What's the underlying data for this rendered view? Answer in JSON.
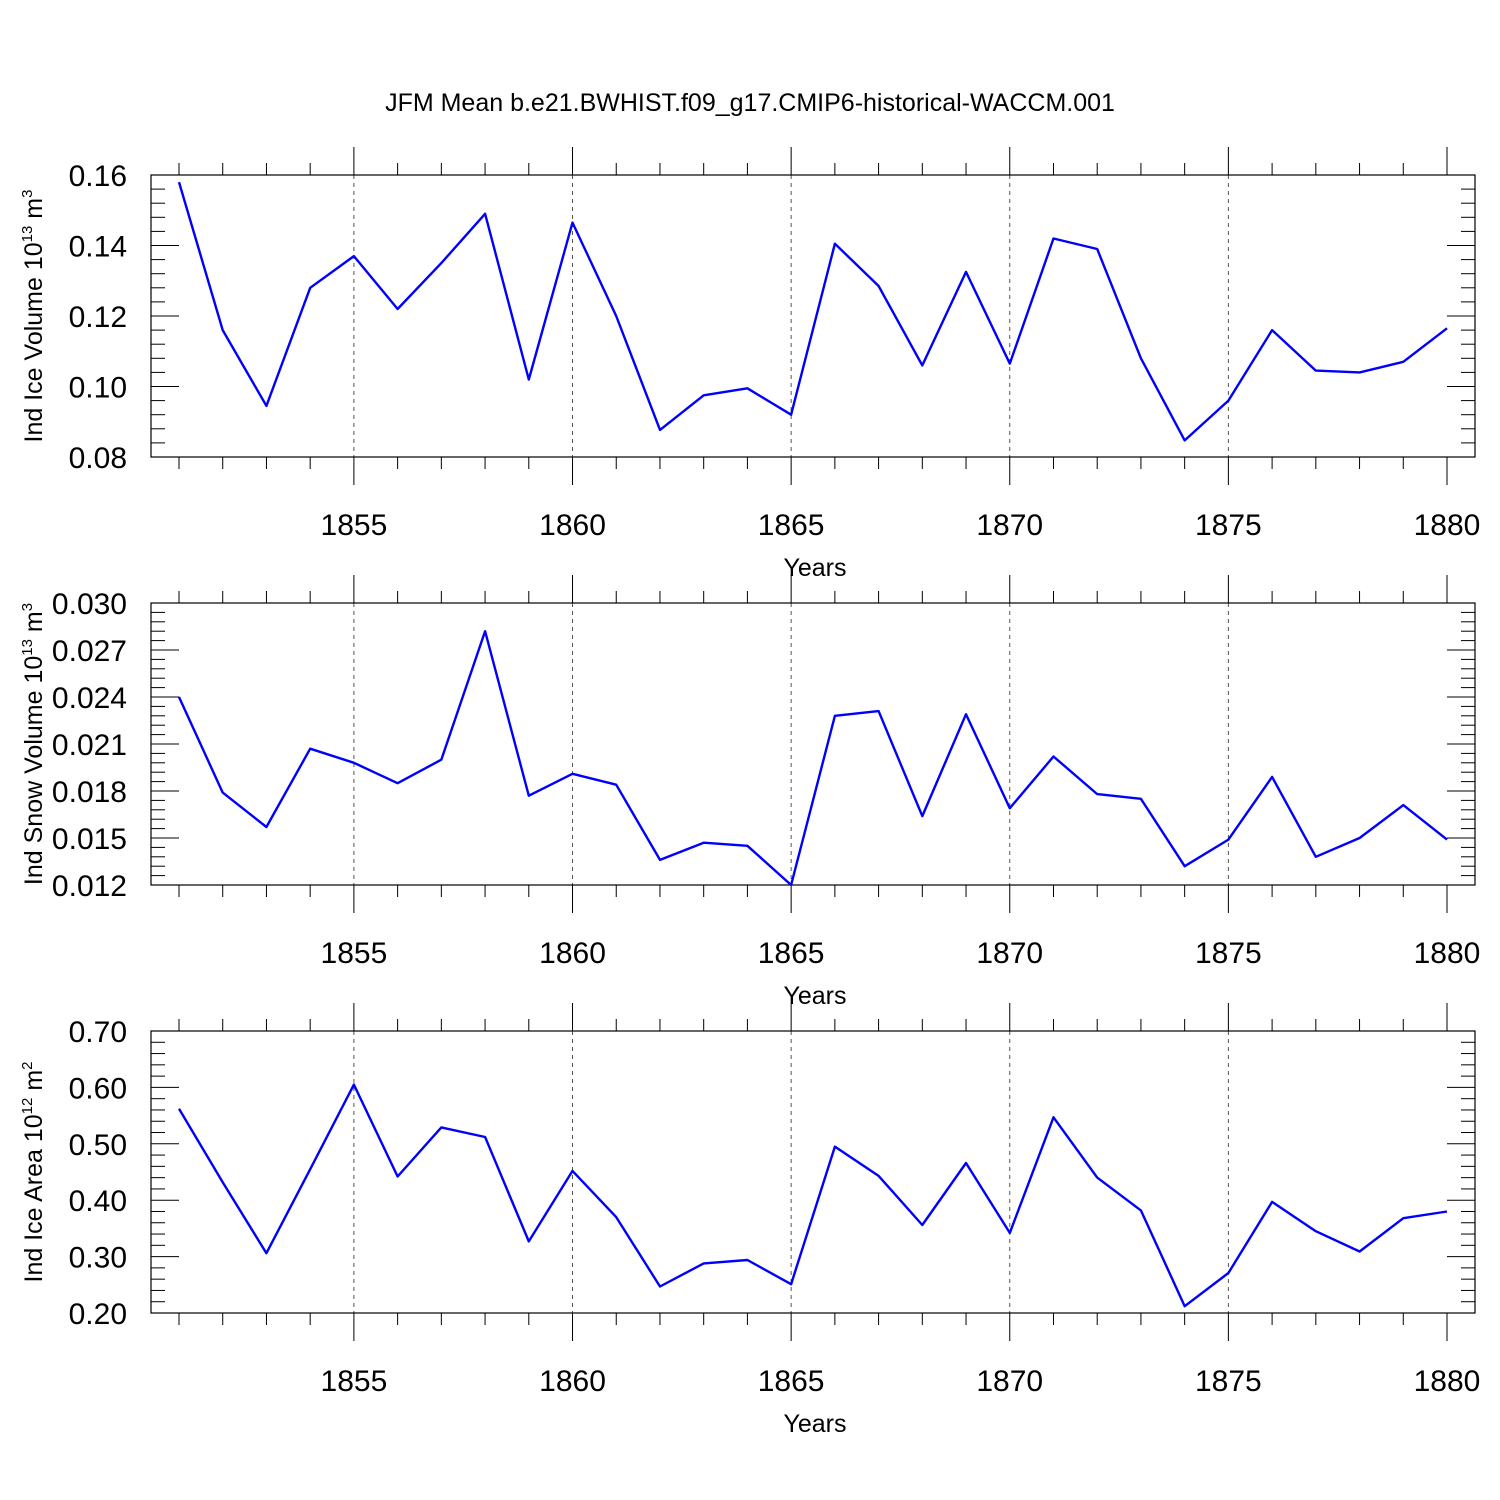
{
  "title": "JFM Mean b.e21.BWHIST.f09_g17.CMIP6-historical-WACCM.001",
  "colors": {
    "line": "#0000ff",
    "axis": "#000000",
    "grid": "#555555"
  },
  "chart_data": [
    {
      "type": "line",
      "xlabel": "Years",
      "ylabel": {
        "main": "Ind Ice Volume 10",
        "exp": "13",
        "unit": " m",
        "unit_exp": "3"
      },
      "xlim": [
        1851,
        1880
      ],
      "ylim": [
        0.08,
        0.16
      ],
      "xticks": [
        1855,
        1860,
        1865,
        1870,
        1875,
        1880
      ],
      "yticks": [
        0.08,
        0.1,
        0.12,
        0.14,
        0.16
      ],
      "ytick_labels": [
        "0.08",
        "0.10",
        "0.12",
        "0.14",
        "0.16"
      ],
      "grid": "dashed vertical at major x ticks",
      "x": [
        1851,
        1852,
        1853,
        1854,
        1855,
        1856,
        1857,
        1858,
        1859,
        1860,
        1861,
        1862,
        1863,
        1864,
        1865,
        1866,
        1867,
        1868,
        1869,
        1870,
        1871,
        1872,
        1873,
        1874,
        1875,
        1876,
        1877,
        1878,
        1879,
        1880
      ],
      "values": [
        0.158,
        0.116,
        0.0945,
        0.128,
        0.137,
        0.122,
        0.135,
        0.149,
        0.102,
        0.1465,
        0.12,
        0.0877,
        0.0975,
        0.0995,
        0.092,
        0.1405,
        0.1285,
        0.106,
        0.1325,
        0.1065,
        0.142,
        0.139,
        0.108,
        0.0847,
        0.096,
        0.116,
        0.1045,
        0.104,
        0.107,
        0.1165
      ]
    },
    {
      "type": "line",
      "xlabel": "Years",
      "ylabel": {
        "main": "Ind Snow Volume 10",
        "exp": "13",
        "unit": " m",
        "unit_exp": "3"
      },
      "xlim": [
        1851,
        1880
      ],
      "ylim": [
        0.012,
        0.03
      ],
      "xticks": [
        1855,
        1860,
        1865,
        1870,
        1875,
        1880
      ],
      "yticks": [
        0.012,
        0.015,
        0.018,
        0.021,
        0.024,
        0.027,
        0.03
      ],
      "ytick_labels": [
        "0.012",
        "0.015",
        "0.018",
        "0.021",
        "0.024",
        "0.027",
        "0.030"
      ],
      "grid": "dashed vertical at major x ticks",
      "x": [
        1851,
        1852,
        1853,
        1854,
        1855,
        1856,
        1857,
        1858,
        1859,
        1860,
        1861,
        1862,
        1863,
        1864,
        1865,
        1866,
        1867,
        1868,
        1869,
        1870,
        1871,
        1872,
        1873,
        1874,
        1875,
        1876,
        1877,
        1878,
        1879,
        1880
      ],
      "values": [
        0.024,
        0.0179,
        0.0157,
        0.0207,
        0.0198,
        0.0185,
        0.02,
        0.0282,
        0.0177,
        0.0191,
        0.0184,
        0.0136,
        0.0147,
        0.0145,
        0.012,
        0.0228,
        0.0231,
        0.0164,
        0.0229,
        0.0169,
        0.0202,
        0.0178,
        0.0175,
        0.0132,
        0.0149,
        0.0189,
        0.0138,
        0.015,
        0.0171,
        0.0149
      ]
    },
    {
      "type": "line",
      "xlabel": "Years",
      "ylabel": {
        "main": "Ind Ice Area 10",
        "exp": "12",
        "unit": " m",
        "unit_exp": "2"
      },
      "xlim": [
        1851,
        1880
      ],
      "ylim": [
        0.2,
        0.7
      ],
      "xticks": [
        1855,
        1860,
        1865,
        1870,
        1875,
        1880
      ],
      "yticks": [
        0.2,
        0.3,
        0.4,
        0.5,
        0.6,
        0.7
      ],
      "ytick_labels": [
        "0.20",
        "0.30",
        "0.40",
        "0.50",
        "0.60",
        "0.70"
      ],
      "grid": "dashed vertical at major x ticks",
      "x": [
        1851,
        1852,
        1853,
        1854,
        1855,
        1856,
        1857,
        1858,
        1859,
        1860,
        1861,
        1862,
        1863,
        1864,
        1865,
        1866,
        1867,
        1868,
        1869,
        1870,
        1871,
        1872,
        1873,
        1874,
        1875,
        1876,
        1877,
        1878,
        1879,
        1880
      ],
      "values": [
        0.562,
        0.432,
        0.306,
        0.455,
        0.605,
        0.442,
        0.529,
        0.512,
        0.327,
        0.452,
        0.37,
        0.247,
        0.288,
        0.294,
        0.251,
        0.495,
        0.443,
        0.356,
        0.466,
        0.342,
        0.547,
        0.44,
        0.382,
        0.212,
        0.271,
        0.397,
        0.345,
        0.309,
        0.368,
        0.38
      ]
    }
  ]
}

Your instructions
Transcribe all of the material exactly, leaving out whatever pictures it contains.

Final result
What's the underlying data for this rendered view? Answer in JSON.
{
  "title": "JFM Mean b.e21.BWHIST.f09_g17.CMIP6-historical-WACCM.001",
  "colors": {
    "line": "#0000ff",
    "axis": "#000000",
    "grid": "#555555"
  },
  "chart_data": [
    {
      "type": "line",
      "xlabel": "Years",
      "ylabel": {
        "main": "Ind Ice Volume 10",
        "exp": "13",
        "unit": " m",
        "unit_exp": "3"
      },
      "xlim": [
        1851,
        1880
      ],
      "ylim": [
        0.08,
        0.16
      ],
      "xticks": [
        1855,
        1860,
        1865,
        1870,
        1875,
        1880
      ],
      "yticks": [
        0.08,
        0.1,
        0.12,
        0.14,
        0.16
      ],
      "ytick_labels": [
        "0.08",
        "0.10",
        "0.12",
        "0.14",
        "0.16"
      ],
      "grid": "dashed vertical at major x ticks",
      "x": [
        1851,
        1852,
        1853,
        1854,
        1855,
        1856,
        1857,
        1858,
        1859,
        1860,
        1861,
        1862,
        1863,
        1864,
        1865,
        1866,
        1867,
        1868,
        1869,
        1870,
        1871,
        1872,
        1873,
        1874,
        1875,
        1876,
        1877,
        1878,
        1879,
        1880
      ],
      "values": [
        0.158,
        0.116,
        0.0945,
        0.128,
        0.137,
        0.122,
        0.135,
        0.149,
        0.102,
        0.1465,
        0.12,
        0.0877,
        0.0975,
        0.0995,
        0.092,
        0.1405,
        0.1285,
        0.106,
        0.1325,
        0.1065,
        0.142,
        0.139,
        0.108,
        0.0847,
        0.096,
        0.116,
        0.1045,
        0.104,
        0.107,
        0.1165
      ]
    },
    {
      "type": "line",
      "xlabel": "Years",
      "ylabel": {
        "main": "Ind Snow Volume 10",
        "exp": "13",
        "unit": " m",
        "unit_exp": "3"
      },
      "xlim": [
        1851,
        1880
      ],
      "ylim": [
        0.012,
        0.03
      ],
      "xticks": [
        1855,
        1860,
        1865,
        1870,
        1875,
        1880
      ],
      "yticks": [
        0.012,
        0.015,
        0.018,
        0.021,
        0.024,
        0.027,
        0.03
      ],
      "ytick_labels": [
        "0.012",
        "0.015",
        "0.018",
        "0.021",
        "0.024",
        "0.027",
        "0.030"
      ],
      "grid": "dashed vertical at major x ticks",
      "x": [
        1851,
        1852,
        1853,
        1854,
        1855,
        1856,
        1857,
        1858,
        1859,
        1860,
        1861,
        1862,
        1863,
        1864,
        1865,
        1866,
        1867,
        1868,
        1869,
        1870,
        1871,
        1872,
        1873,
        1874,
        1875,
        1876,
        1877,
        1878,
        1879,
        1880
      ],
      "values": [
        0.024,
        0.0179,
        0.0157,
        0.0207,
        0.0198,
        0.0185,
        0.02,
        0.0282,
        0.0177,
        0.0191,
        0.0184,
        0.0136,
        0.0147,
        0.0145,
        0.012,
        0.0228,
        0.0231,
        0.0164,
        0.0229,
        0.0169,
        0.0202,
        0.0178,
        0.0175,
        0.0132,
        0.0149,
        0.0189,
        0.0138,
        0.015,
        0.0171,
        0.0149
      ]
    },
    {
      "type": "line",
      "xlabel": "Years",
      "ylabel": {
        "main": "Ind Ice Area 10",
        "exp": "12",
        "unit": " m",
        "unit_exp": "2"
      },
      "xlim": [
        1851,
        1880
      ],
      "ylim": [
        0.2,
        0.7
      ],
      "xticks": [
        1855,
        1860,
        1865,
        1870,
        1875,
        1880
      ],
      "yticks": [
        0.2,
        0.3,
        0.4,
        0.5,
        0.6,
        0.7
      ],
      "ytick_labels": [
        "0.20",
        "0.30",
        "0.40",
        "0.50",
        "0.60",
        "0.70"
      ],
      "grid": "dashed vertical at major x ticks",
      "x": [
        1851,
        1852,
        1853,
        1854,
        1855,
        1856,
        1857,
        1858,
        1859,
        1860,
        1861,
        1862,
        1863,
        1864,
        1865,
        1866,
        1867,
        1868,
        1869,
        1870,
        1871,
        1872,
        1873,
        1874,
        1875,
        1876,
        1877,
        1878,
        1879,
        1880
      ],
      "values": [
        0.562,
        0.432,
        0.306,
        0.455,
        0.605,
        0.442,
        0.529,
        0.512,
        0.327,
        0.452,
        0.37,
        0.247,
        0.288,
        0.294,
        0.251,
        0.495,
        0.443,
        0.356,
        0.466,
        0.342,
        0.547,
        0.44,
        0.382,
        0.212,
        0.271,
        0.397,
        0.345,
        0.309,
        0.368,
        0.38
      ]
    }
  ]
}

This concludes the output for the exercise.